REQUIRED WORK
Pull out every line containing the string "true".

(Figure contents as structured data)
----------------
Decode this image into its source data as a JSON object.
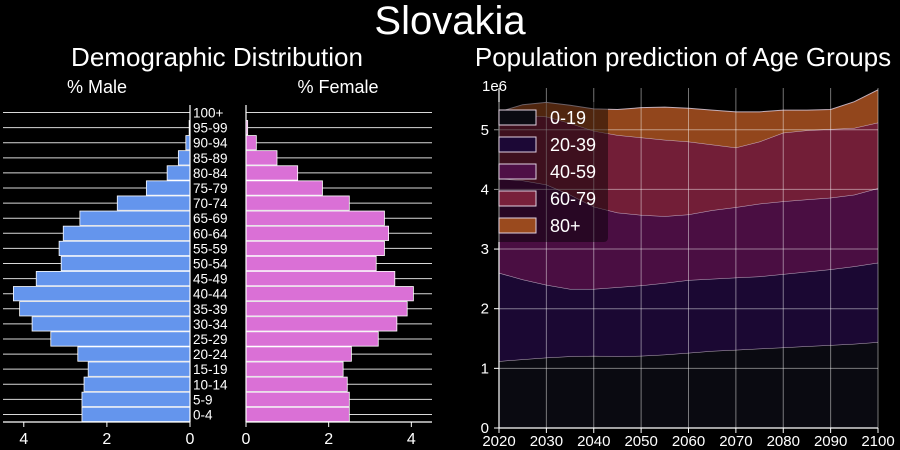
{
  "figure": {
    "title": "Slovakia"
  },
  "colors": {
    "background": "#000000",
    "male_bar": "#6495ED",
    "female_bar": "#DA70D6",
    "axis": "#ffffff",
    "grid": "#ffffff"
  },
  "chart_data": [
    {
      "type": "bar",
      "orientation": "horizontal",
      "title": "Demographic Distribution",
      "categories": [
        "0-4",
        "5-9",
        "10-14",
        "15-19",
        "20-24",
        "25-29",
        "30-34",
        "35-39",
        "40-44",
        "45-49",
        "50-54",
        "55-59",
        "60-64",
        "65-69",
        "70-74",
        "75-79",
        "80-84",
        "85-89",
        "90-94",
        "95-99",
        "100+"
      ],
      "series": [
        {
          "name": "% Male",
          "values": [
            2.6,
            2.6,
            2.55,
            2.45,
            2.7,
            3.35,
            3.8,
            4.1,
            4.25,
            3.7,
            3.1,
            3.15,
            3.05,
            2.65,
            1.75,
            1.05,
            0.55,
            0.28,
            0.1,
            0.02,
            0.0
          ]
        },
        {
          "name": "% Female",
          "values": [
            2.5,
            2.5,
            2.45,
            2.35,
            2.55,
            3.2,
            3.65,
            3.9,
            4.05,
            3.6,
            3.15,
            3.35,
            3.45,
            3.35,
            2.5,
            1.85,
            1.25,
            0.75,
            0.25,
            0.04,
            0.0
          ]
        }
      ],
      "male_xlim": [
        4.5,
        0
      ],
      "female_xlim": [
        0,
        4.5
      ],
      "male_ticks": [
        4,
        2,
        0
      ],
      "female_ticks": [
        0,
        2,
        4
      ],
      "grid": true
    },
    {
      "type": "area",
      "stacked": true,
      "title": "Population prediction of Age Groups",
      "y_multiplier_label": "1e6",
      "x": [
        2020,
        2025,
        2030,
        2035,
        2040,
        2045,
        2050,
        2055,
        2060,
        2065,
        2070,
        2075,
        2080,
        2085,
        2090,
        2095,
        2100
      ],
      "series": [
        {
          "name": "0-19",
          "color": "#0b0b12",
          "values": [
            1.12,
            1.15,
            1.18,
            1.2,
            1.21,
            1.2,
            1.21,
            1.23,
            1.26,
            1.29,
            1.31,
            1.33,
            1.35,
            1.37,
            1.39,
            1.41,
            1.44
          ]
        },
        {
          "name": "20-39",
          "color": "#1c0836",
          "values": [
            1.48,
            1.34,
            1.22,
            1.13,
            1.12,
            1.16,
            1.18,
            1.2,
            1.22,
            1.21,
            1.21,
            1.21,
            1.23,
            1.25,
            1.27,
            1.3,
            1.33
          ]
        },
        {
          "name": "40-59",
          "color": "#4e0f46",
          "values": [
            1.58,
            1.66,
            1.68,
            1.58,
            1.38,
            1.25,
            1.18,
            1.12,
            1.1,
            1.15,
            1.18,
            1.22,
            1.22,
            1.21,
            1.2,
            1.2,
            1.25
          ]
        },
        {
          "name": "60-79",
          "color": "#78203a",
          "values": [
            0.97,
            1.09,
            1.14,
            1.2,
            1.27,
            1.3,
            1.3,
            1.28,
            1.22,
            1.1,
            1.0,
            1.04,
            1.15,
            1.16,
            1.15,
            1.12,
            1.1
          ]
        },
        {
          "name": "80+",
          "color": "#9a4a1e",
          "values": [
            0.15,
            0.18,
            0.24,
            0.3,
            0.37,
            0.43,
            0.5,
            0.55,
            0.56,
            0.58,
            0.6,
            0.5,
            0.38,
            0.34,
            0.33,
            0.44,
            0.55
          ]
        }
      ],
      "xlim": [
        2020,
        2100
      ],
      "ylim": [
        0,
        5.7
      ],
      "xticks": [
        2020,
        2030,
        2040,
        2050,
        2060,
        2070,
        2080,
        2090,
        2100
      ],
      "yticks": [
        0,
        1,
        2,
        3,
        4,
        5
      ],
      "legend_position": "top-left",
      "grid": true
    }
  ]
}
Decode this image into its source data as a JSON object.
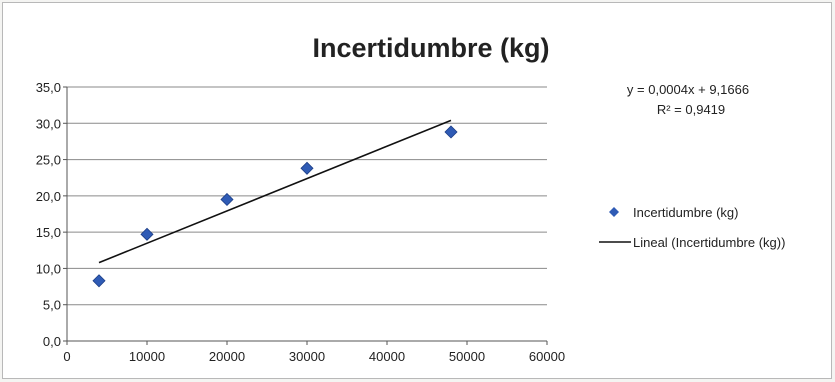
{
  "chart_data": {
    "type": "scatter",
    "title": "Incertidumbre (kg)",
    "xlim": [
      0,
      60000
    ],
    "ylim": [
      0,
      35
    ],
    "x_ticks": [
      "0",
      "10000",
      "20000",
      "30000",
      "40000",
      "50000",
      "60000"
    ],
    "y_ticks": [
      "0,0",
      "5,0",
      "10,0",
      "15,0",
      "20,0",
      "25,0",
      "30,0",
      "35,0"
    ],
    "grid": true,
    "legend_position": "right",
    "series": [
      {
        "name": "Incertidumbre (kg)",
        "type": "scatter",
        "marker": "diamond",
        "color": "#2f5bb5",
        "x": [
          4000,
          10000,
          20000,
          30000,
          48000
        ],
        "y": [
          8.3,
          14.7,
          19.5,
          23.8,
          28.8
        ]
      },
      {
        "name": "Lineal (Incertidumbre (kg))",
        "type": "line",
        "color": "#111111",
        "x": [
          4000,
          48000
        ],
        "y": [
          10.8,
          30.4
        ]
      }
    ],
    "trendline_equation": "y = 0,0004x + 9,1666",
    "r_squared": "R² = 0,9419"
  }
}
----------------
RESPONSE BELOW
      "grid": true
      "stacked": true,
      "grid": true
    "grid": true,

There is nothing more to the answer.